Set exercise: Without the images, write out the whole listing exactly.

===== Material provided =====

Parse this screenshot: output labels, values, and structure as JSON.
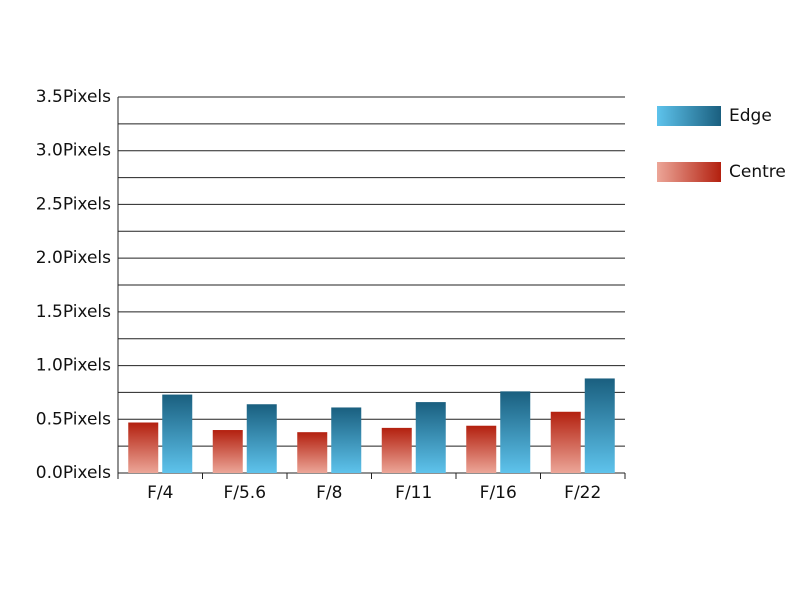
{
  "chart_data": {
    "type": "bar",
    "categories": [
      "F/4",
      "F/5.6",
      "F/8",
      "F/11",
      "F/16",
      "F/22"
    ],
    "series": [
      {
        "name": "Edge",
        "color": "#1a5f7f",
        "color_light": "#5ec3ec",
        "values": [
          0.73,
          0.64,
          0.61,
          0.66,
          0.76,
          0.88
        ]
      },
      {
        "name": "Centre",
        "color": "#b3200f",
        "color_light": "#eca698",
        "values": [
          0.47,
          0.4,
          0.38,
          0.42,
          0.44,
          0.57
        ]
      }
    ],
    "ylim": [
      0,
      3.5
    ],
    "yticks": [
      {
        "value": 0,
        "label": "0.0Pixels"
      },
      {
        "value": 0.5,
        "label": "0.5Pixels"
      },
      {
        "value": 1,
        "label": "1.0Pixels"
      },
      {
        "value": 1.5,
        "label": "1.5Pixels"
      },
      {
        "value": 2,
        "label": "2.0Pixels"
      },
      {
        "value": 2.5,
        "label": "2.5Pixels"
      },
      {
        "value": 3,
        "label": "3.0Pixels"
      },
      {
        "value": 3.5,
        "label": "3.5Pixels"
      }
    ],
    "minor_yticks": [
      0.25,
      0.75,
      1.25,
      1.75,
      2.25,
      2.75,
      3.25
    ],
    "grid": true,
    "legend": "right"
  }
}
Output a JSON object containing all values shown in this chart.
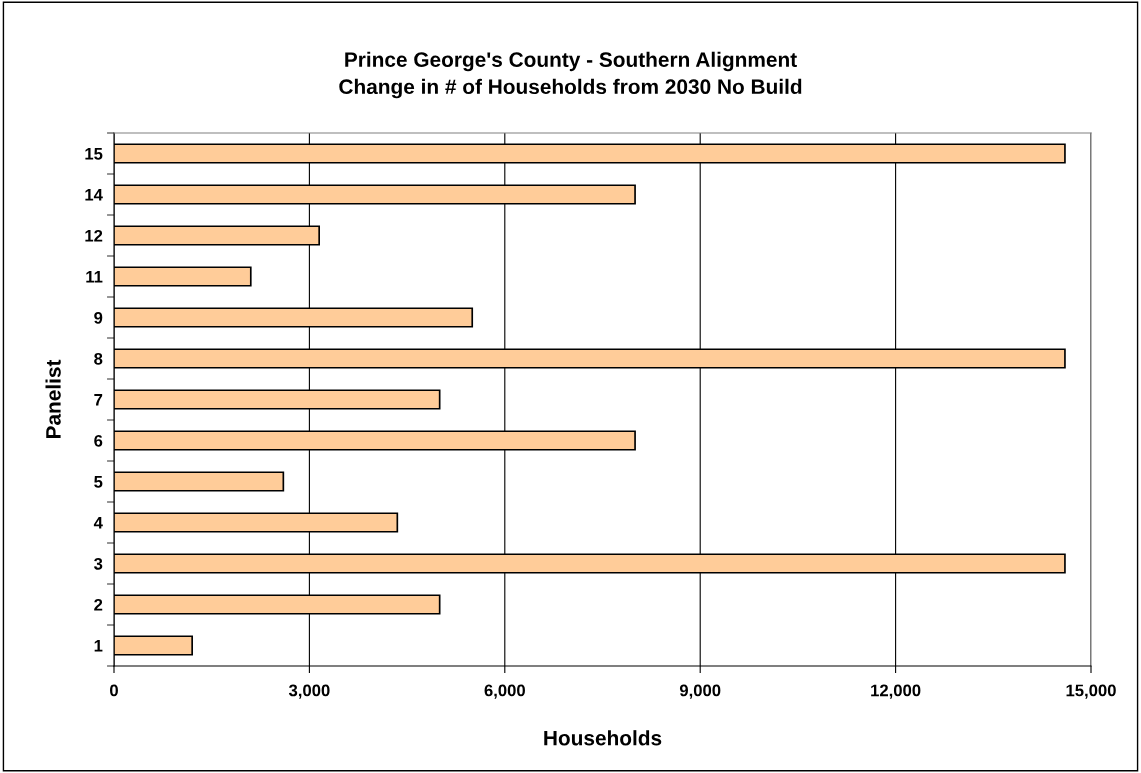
{
  "chart_data": {
    "type": "bar",
    "orientation": "horizontal",
    "title": "Prince George's County - Southern Alignment\nChange in # of Households from 2030 No Build",
    "xlabel": "Households",
    "ylabel": "Panelist",
    "categories": [
      "15",
      "14",
      "12",
      "11",
      "9",
      "8",
      "7",
      "6",
      "5",
      "4",
      "3",
      "2",
      "1"
    ],
    "values": [
      14600,
      8000,
      3150,
      2100,
      5500,
      14600,
      5000,
      8000,
      2600,
      4350,
      14600,
      5000,
      1200
    ],
    "color": "#ffcc99",
    "xlim": [
      0,
      15000
    ],
    "xticks": [
      {
        "value": 0,
        "label": "0"
      },
      {
        "value": 3000,
        "label": "3,000"
      },
      {
        "value": 6000,
        "label": "6,000"
      },
      {
        "value": 9000,
        "label": "9,000"
      },
      {
        "value": 12000,
        "label": "12,000"
      },
      {
        "value": 15000,
        "label": "15,000"
      }
    ],
    "grid": "x"
  }
}
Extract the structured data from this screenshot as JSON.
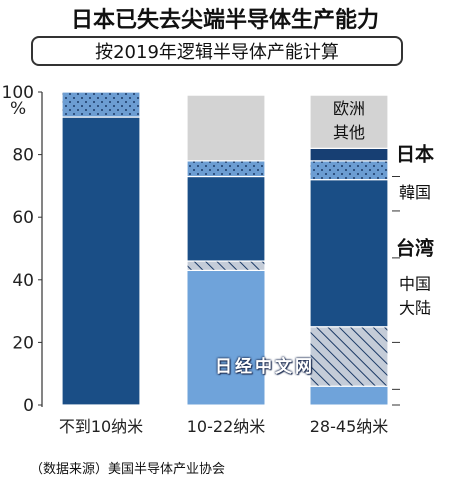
{
  "title": "日本已失去尖端半导体生产能力",
  "subtitle": "按2019年逻辑半导体产能计算",
  "source": "（数据来源）美国半导体产业协会",
  "watermark": "日经中文网",
  "colors": {
    "日本": "#173f73",
    "韓国": "#6c9dd2",
    "台湾": "#1a4e86",
    "中国大陆": "#b7c1cf",
    "欧洲其他": "#d3d3d3",
    "十-22中国大陆": "#6fa3da"
  },
  "chart_data": {
    "type": "bar",
    "stacked": true,
    "categories": [
      "不到10纳米",
      "10-22纳米",
      "28-45纳米"
    ],
    "ylim": [
      0,
      100
    ],
    "yticks": [
      0,
      20,
      40,
      60,
      80,
      100
    ],
    "ylabel": "%",
    "xlabel": "",
    "series": [
      {
        "name": "中国大陆",
        "style": "hatch",
        "values": [
          0,
          3,
          19
        ]
      },
      {
        "name": "台湾",
        "style": "solid-dark",
        "values": [
          92,
          27,
          47
        ]
      },
      {
        "name": "韓国",
        "style": "dots",
        "values": [
          8,
          5,
          6
        ]
      },
      {
        "name": "日本",
        "style": "solid-darkest",
        "values": [
          0,
          0,
          4
        ]
      },
      {
        "name": "欧洲其他",
        "style": "gray",
        "values": [
          0,
          21,
          17
        ]
      }
    ],
    "extra_segments": [
      {
        "category": "10-22纳米",
        "style": "solid-light",
        "values_from": 0,
        "values_to": 43
      }
    ],
    "base_segment": {
      "category": "28-45纳米",
      "style": "solid-light",
      "value": 6
    },
    "legend_labels": [
      {
        "text": "欧洲\n其他",
        "series": "欧洲其他",
        "y": 91,
        "inside": true
      },
      {
        "text": "日本",
        "series": "日本",
        "y": 80,
        "bold": true
      },
      {
        "text": "韓国",
        "series": "韓国",
        "y": 68
      },
      {
        "text": "台湾",
        "series": "台湾",
        "y": 50,
        "bold": true
      },
      {
        "text": "中国\n大陆",
        "series": "中国大陆",
        "y": 35
      }
    ]
  }
}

=====

Written response:
Parse this screenshot: output labels, values, and structure as JSON.
{
  "chart_data": {
    "type": "bar",
    "categories": [
      "F/4",
      "F/5.6",
      "F/8",
      "F/11",
      "F/16",
      "F/22"
    ],
    "series": [
      {
        "name": "Edge",
        "color": "#1a5f7f",
        "color_light": "#5ec3ec",
        "values": [
          0.73,
          0.64,
          0.61,
          0.66,
          0.76,
          0.88
        ]
      },
      {
        "name": "Centre",
        "color": "#b3200f",
        "color_light": "#eca698",
        "values": [
          0.47,
          0.4,
          0.38,
          0.42,
          0.44,
          0.57
        ]
      }
    ],
    "ylim": [
      0,
      3.5
    ],
    "yticks": [
      {
        "value": 0,
        "label": "0.0Pixels"
      },
      {
        "value": 0.5,
        "label": "0.5Pixels"
      },
      {
        "value": 1,
        "label": "1.0Pixels"
      },
      {
        "value": 1.5,
        "label": "1.5Pixels"
      },
      {
        "value": 2,
        "label": "2.0Pixels"
      },
      {
        "value": 2.5,
        "label": "2.5Pixels"
      },
      {
        "value": 3,
        "label": "3.0Pixels"
      },
      {
        "value": 3.5,
        "label": "3.5Pixels"
      }
    ],
    "minor_yticks": [
      0.25,
      0.75,
      1.25,
      1.75,
      2.25,
      2.75,
      3.25
    ],
    "grid": true,
    "legend": "right"
  }
}
Output a JSON object containing all values shown in this chart.
{
  "chart_data": {
    "type": "bar",
    "orientation": "horizontal",
    "title": "Prince George's County - Southern Alignment\nChange in # of Households from 2030 No Build",
    "xlabel": "Households",
    "ylabel": "Panelist",
    "categories": [
      "15",
      "14",
      "12",
      "11",
      "9",
      "8",
      "7",
      "6",
      "5",
      "4",
      "3",
      "2",
      "1"
    ],
    "values": [
      14600,
      8000,
      3150,
      2100,
      5500,
      14600,
      5000,
      8000,
      2600,
      4350,
      14600,
      5000,
      1200
    ],
    "color": "#ffcc99",
    "xlim": [
      0,
      15000
    ],
    "xticks": [
      {
        "value": 0,
        "label": "0"
      },
      {
        "value": 3000,
        "label": "3,000"
      },
      {
        "value": 6000,
        "label": "6,000"
      },
      {
        "value": 9000,
        "label": "9,000"
      },
      {
        "value": 12000,
        "label": "12,000"
      },
      {
        "value": 15000,
        "label": "15,000"
      }
    ],
    "grid": "x"
  }
}
Extract the structured data from this screenshot as JSON.
{
  "title": "日本已失去尖端半导体生产能力",
  "subtitle": "按2019年逻辑半导体产能计算",
  "source": "（数据来源）美国半导体产业协会",
  "watermark": "日经中文网",
  "colors": {
    "日本": "#173f73",
    "韓国": "#6c9dd2",
    "台湾": "#1a4e86",
    "中国大陆": "#b7c1cf",
    "欧洲其他": "#d3d3d3",
    "十-22中国大陆": "#6fa3da"
  },
  "chart_data": {
    "type": "bar",
    "stacked": true,
    "categories": [
      "不到10纳米",
      "10-22纳米",
      "28-45纳米"
    ],
    "ylim": [
      0,
      100
    ],
    "yticks": [
      0,
      20,
      40,
      60,
      80,
      100
    ],
    "ylabel": "%",
    "xlabel": "",
    "series": [
      {
        "name": "中国大陆",
        "style": "hatch",
        "values": [
          0,
          3,
          19
        ]
      },
      {
        "name": "台湾",
        "style": "solid-dark",
        "values": [
          92,
          27,
          47
        ]
      },
      {
        "name": "韓国",
        "style": "dots",
        "values": [
          8,
          5,
          6
        ]
      },
      {
        "name": "日本",
        "style": "solid-darkest",
        "values": [
          0,
          0,
          4
        ]
      },
      {
        "name": "欧洲其他",
        "style": "gray",
        "values": [
          0,
          21,
          17
        ]
      }
    ],
    "extra_segments": [
      {
        "category": "10-22纳米",
        "style": "solid-light",
        "values_from": 0,
        "values_to": 43
      }
    ],
    "base_segment": {
      "category": "28-45纳米",
      "style": "solid-light",
      "value": 6
    },
    "legend_labels": [
      {
        "text": "欧洲\n其他",
        "series": "欧洲其他",
        "y": 91,
        "inside": true
      },
      {
        "text": "日本",
        "series": "日本",
        "y": 80,
        "bold": true
      },
      {
        "text": "韓国",
        "series": "韓国",
        "y": 68
      },
      {
        "text": "台湾",
        "series": "台湾",
        "y": 50,
        "bold": true
      },
      {
        "text": "中国\n大陆",
        "series": "中国大陆",
        "y": 35
      }
    ]
  }
}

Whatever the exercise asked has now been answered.